(REQUIRED WORK) Restate the whole listing exactly.

[Figure dataset records]
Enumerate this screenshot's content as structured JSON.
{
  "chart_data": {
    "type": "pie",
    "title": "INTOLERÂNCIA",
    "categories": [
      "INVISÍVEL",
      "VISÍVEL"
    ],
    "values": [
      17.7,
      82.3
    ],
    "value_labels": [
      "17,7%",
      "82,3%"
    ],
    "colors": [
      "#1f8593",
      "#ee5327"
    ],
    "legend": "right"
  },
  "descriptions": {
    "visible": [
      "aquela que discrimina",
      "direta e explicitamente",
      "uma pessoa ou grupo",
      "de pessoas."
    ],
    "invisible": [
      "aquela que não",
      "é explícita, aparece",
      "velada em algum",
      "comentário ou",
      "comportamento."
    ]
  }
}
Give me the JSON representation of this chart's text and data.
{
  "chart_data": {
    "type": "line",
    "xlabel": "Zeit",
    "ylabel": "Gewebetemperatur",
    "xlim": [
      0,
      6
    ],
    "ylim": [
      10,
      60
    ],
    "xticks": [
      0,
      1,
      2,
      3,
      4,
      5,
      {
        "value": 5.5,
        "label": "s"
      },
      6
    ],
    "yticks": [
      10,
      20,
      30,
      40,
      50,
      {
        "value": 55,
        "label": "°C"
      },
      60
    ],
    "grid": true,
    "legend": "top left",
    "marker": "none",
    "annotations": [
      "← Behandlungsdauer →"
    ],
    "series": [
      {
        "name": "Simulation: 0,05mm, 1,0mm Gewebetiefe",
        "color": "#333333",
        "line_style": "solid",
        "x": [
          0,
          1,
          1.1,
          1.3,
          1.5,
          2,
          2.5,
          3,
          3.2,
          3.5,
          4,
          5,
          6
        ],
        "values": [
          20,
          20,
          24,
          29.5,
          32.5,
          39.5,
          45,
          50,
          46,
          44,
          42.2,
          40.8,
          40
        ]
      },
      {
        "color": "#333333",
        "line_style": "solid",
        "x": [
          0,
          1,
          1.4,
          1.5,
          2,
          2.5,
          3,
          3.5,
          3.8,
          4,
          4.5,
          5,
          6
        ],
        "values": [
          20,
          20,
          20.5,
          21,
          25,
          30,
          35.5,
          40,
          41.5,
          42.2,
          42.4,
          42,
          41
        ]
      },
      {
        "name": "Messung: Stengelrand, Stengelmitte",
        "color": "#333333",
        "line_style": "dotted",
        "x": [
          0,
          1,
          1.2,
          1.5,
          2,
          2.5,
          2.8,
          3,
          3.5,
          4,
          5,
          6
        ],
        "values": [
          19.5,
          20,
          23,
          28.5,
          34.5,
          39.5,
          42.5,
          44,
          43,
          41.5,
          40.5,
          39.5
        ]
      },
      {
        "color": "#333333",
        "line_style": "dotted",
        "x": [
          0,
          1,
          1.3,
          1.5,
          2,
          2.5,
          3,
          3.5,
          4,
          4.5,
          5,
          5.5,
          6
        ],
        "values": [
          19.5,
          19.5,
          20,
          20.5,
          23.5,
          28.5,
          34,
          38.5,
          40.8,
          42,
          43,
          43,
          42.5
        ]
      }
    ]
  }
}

(RESULT OF THE EXERCISE)
Enumerate this screenshot's content as structured JSON.
{
  "chart_data": {
    "type": "pie",
    "title": "INTOLERÂNCIA",
    "categories": [
      "INVISÍVEL",
      "VISÍVEL"
    ],
    "values": [
      17.7,
      82.3
    ],
    "value_labels": [
      "17,7%",
      "82,3%"
    ],
    "colors": [
      "#1f8593",
      "#ee5327"
    ],
    "legend": "right"
  },
  "descriptions": {
    "visible": [
      "aquela que discrimina",
      "direta e explicitamente",
      "uma pessoa ou grupo",
      "de pessoas."
    ],
    "invisible": [
      "aquela que não",
      "é explícita, aparece",
      "velada em algum",
      "comentário ou",
      "comportamento."
    ]
  }
}
Give me the JSON representation of this chart's text and data.
{
  "chart_data": {
    "type": "line",
    "xlabel": "Zeit",
    "ylabel": "Gewebetemperatur",
    "xlim": [
      0,
      6
    ],
    "ylim": [
      10,
      60
    ],
    "xticks": [
      0,
      1,
      2,
      3,
      4,
      5,
      {
        "value": 5.5,
        "label": "s"
      },
      6
    ],
    "yticks": [
      10,
      20,
      30,
      40,
      50,
      {
        "value": 55,
        "label": "°C"
      },
      60
    ],
    "grid": true,
    "legend": "top left",
    "marker": "none",
    "annotations": [
      "← Behandlungsdauer →"
    ],
    "series": [
      {
        "name": "Simulation: 0,05mm, 1,0mm Gewebetiefe",
        "color": "#333333",
        "line_style": "solid",
        "x": [
          0,
          1,
          1.1,
          1.3,
          1.5,
          2,
          2.5,
          3,
          3.2,
          3.5,
          4,
          5,
          6
        ],
        "values": [
          20,
          20,
          24,
          29.5,
          32.5,
          39.5,
          45,
          50,
          46,
          44,
          42.2,
          40.8,
          40
        ]
      },
      {
        "color": "#333333",
        "line_style": "solid",
        "x": [
          0,
          1,
          1.4,
          1.5,
          2,
          2.5,
          3,
          3.5,
          3.8,
          4,
          4.5,
          5,
          6
        ],
        "values": [
          20,
          20,
          20.5,
          21,
          25,
          30,
          35.5,
          40,
          41.5,
          42.2,
          42.4,
          42,
          41
        ]
      },
      {
        "name": "Messung: Stengelrand, Stengelmitte",
        "color": "#333333",
        "line_style": "dotted",
        "x": [
          0,
          1,
          1.2,
          1.5,
          2,
          2.5,
          2.8,
          3,
          3.5,
          4,
          5,
          6
        ],
        "values": [
          19.5,
          20,
          23,
          28.5,
          34.5,
          39.5,
          42.5,
          44,
          43,
          41.5,
          40.5,
          39.5
        ]
      },
      {
        "color": "#333333",
        "line_style": "dotted",
        "x": [
          0,
          1,
          1.3,
          1.5,
          2,
          2.5,
          3,
          3.5,
          4,
          4.5,
          5,
          5.5,
          6
        ],
        "values": [
          19.5,
          19.5,
          20,
          20.5,
          23.5,
          28.5,
          34,
          38.5,
          40.8,
          42,
          43,
          43,
          42.5
        ]
      }
    ]
  }
}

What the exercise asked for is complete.